Written exercise:
Reproduce the entries below in full, word for word.

(Extracted records)
— Start —
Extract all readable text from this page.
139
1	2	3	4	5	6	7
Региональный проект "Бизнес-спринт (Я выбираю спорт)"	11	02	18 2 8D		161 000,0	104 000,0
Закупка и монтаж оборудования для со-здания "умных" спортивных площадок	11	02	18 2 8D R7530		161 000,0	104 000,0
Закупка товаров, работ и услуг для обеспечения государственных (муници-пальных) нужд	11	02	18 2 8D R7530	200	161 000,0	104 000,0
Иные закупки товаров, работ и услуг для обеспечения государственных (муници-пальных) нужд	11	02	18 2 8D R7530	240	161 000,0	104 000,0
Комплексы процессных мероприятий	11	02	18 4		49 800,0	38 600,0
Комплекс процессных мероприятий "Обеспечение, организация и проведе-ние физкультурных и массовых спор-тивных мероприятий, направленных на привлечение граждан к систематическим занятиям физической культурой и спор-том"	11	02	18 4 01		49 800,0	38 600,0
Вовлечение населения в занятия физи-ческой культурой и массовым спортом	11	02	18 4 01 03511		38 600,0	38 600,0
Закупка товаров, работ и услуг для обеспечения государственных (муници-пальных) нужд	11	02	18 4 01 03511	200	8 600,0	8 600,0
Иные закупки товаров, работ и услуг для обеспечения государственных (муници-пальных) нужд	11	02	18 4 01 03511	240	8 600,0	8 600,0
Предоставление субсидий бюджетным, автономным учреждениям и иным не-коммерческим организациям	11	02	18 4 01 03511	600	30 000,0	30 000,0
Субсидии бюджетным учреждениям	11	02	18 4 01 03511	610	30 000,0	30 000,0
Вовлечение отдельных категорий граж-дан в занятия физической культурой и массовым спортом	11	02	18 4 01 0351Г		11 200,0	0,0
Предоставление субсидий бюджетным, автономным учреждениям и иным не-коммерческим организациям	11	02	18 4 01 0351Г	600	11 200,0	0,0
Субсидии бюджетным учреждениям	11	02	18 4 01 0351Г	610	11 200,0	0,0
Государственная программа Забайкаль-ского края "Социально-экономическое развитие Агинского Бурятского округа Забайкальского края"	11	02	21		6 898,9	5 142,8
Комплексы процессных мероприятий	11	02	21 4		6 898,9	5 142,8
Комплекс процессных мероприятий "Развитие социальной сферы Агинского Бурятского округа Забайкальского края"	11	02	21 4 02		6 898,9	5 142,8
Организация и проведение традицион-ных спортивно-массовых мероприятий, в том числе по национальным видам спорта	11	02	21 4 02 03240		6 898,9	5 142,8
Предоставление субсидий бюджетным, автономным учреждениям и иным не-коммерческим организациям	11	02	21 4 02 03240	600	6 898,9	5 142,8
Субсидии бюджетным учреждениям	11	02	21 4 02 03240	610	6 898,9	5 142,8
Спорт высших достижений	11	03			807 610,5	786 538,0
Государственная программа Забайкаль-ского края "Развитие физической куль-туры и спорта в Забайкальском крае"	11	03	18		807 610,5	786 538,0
— End —
Exercise output:
Extract all readable text from this page.
139
1	2	3	4	5	6	7
Региональный проект "Бизнес-спринт (Я выбираю спорт)"	11	02	18 2 8D		161 000,0	104 000,0
Закупка и монтаж оборудования для со-здания "умных" спортивных площадок	11	02	18 2 8D R7530		161 000,0	104 000,0
Закупка товаров, работ и услуг для обеспечения государственных (муници-пальных) нужд	11	02	18 2 8D R7530	200	161 000,0	104 000,0
Иные закупки товаров, работ и услуг для обеспечения государственных (муници-пальных) нужд	11	02	18 2 8D R7530	240	161 000,0	104 000,0
Комплексы процессных мероприятий	11	02	18 4		49 800,0	38 600,0
Комплекс процессных мероприятий "Обеспечение, организация и проведе-ние физкультурных и массовых спор-тивных мероприятий, направленных на привлечение граждан к систематическим занятиям физической культурой и спор-том"	11	02	18 4 01		49 800,0	38 600,0
Вовлечение населения в занятия физи-ческой культурой и массовым спортом	11	02	18 4 01 03511		38 600,0	38 600,0
Закупка товаров, работ и услуг для обеспечения государственных (муници-пальных) нужд	11	02	18 4 01 03511	200	8 600,0	8 600,0
Иные закупки товаров, работ и услуг для обеспечения государственных (муници-пальных) нужд	11	02	18 4 01 03511	240	8 600,0	8 600,0
Предоставление субсидий бюджетным, автономным учреждениям и иным не-коммерческим организациям	11	02	18 4 01 03511	600	30 000,0	30 000,0
Субсидии бюджетным учреждениям	11	02	18 4 01 03511	610	30 000,0	30 000,0
Вовлечение отдельных категорий граж-дан в занятия физической культурой и массовым спортом	11	02	18 4 01 0351Г		11 200,0	0,0
Предоставление субсидий бюджетным, автономным учреждениям и иным не-коммерческим организациям	11	02	18 4 01 0351Г	600	11 200,0	0,0
Субсидии бюджетным учреждениям	11	02	18 4 01 0351Г	610	11 200,0	0,0
Государственная программа Забайкаль-ского края "Социально-экономическое развитие Агинского Бурятского округа Забайкальского края"	11	02	21		6 898,9	5 142,8
Комплексы процессных мероприятий	11	02	21 4		6 898,9	5 142,8
Комплекс процессных мероприятий "Развитие социальной сферы Агинского Бурятского округа Забайкальского края"	11	02	21 4 02		6 898,9	5 142,8
Организация и проведение традицион-ных спортивно-массовых мероприятий, в том числе по национальным видам спорта	11	02	21 4 02 03240		6 898,9	5 142,8
Предоставление субсидий бюджетным, автономным учреждениям и иным не-коммерческим организациям	11	02	21 4 02 03240	600	6 898,9	5 142,8
Субсидии бюджетным учреждениям	11	02	21 4 02 03240	610	6 898,9	5 142,8
Спорт высших достижений	11	03			807 610,5	786 538,0
Государственная программа Забайкаль-ского края "Развитие физической куль-туры и спорта в Забайкальском крае"	11	03	18		807 610,5	786 538,0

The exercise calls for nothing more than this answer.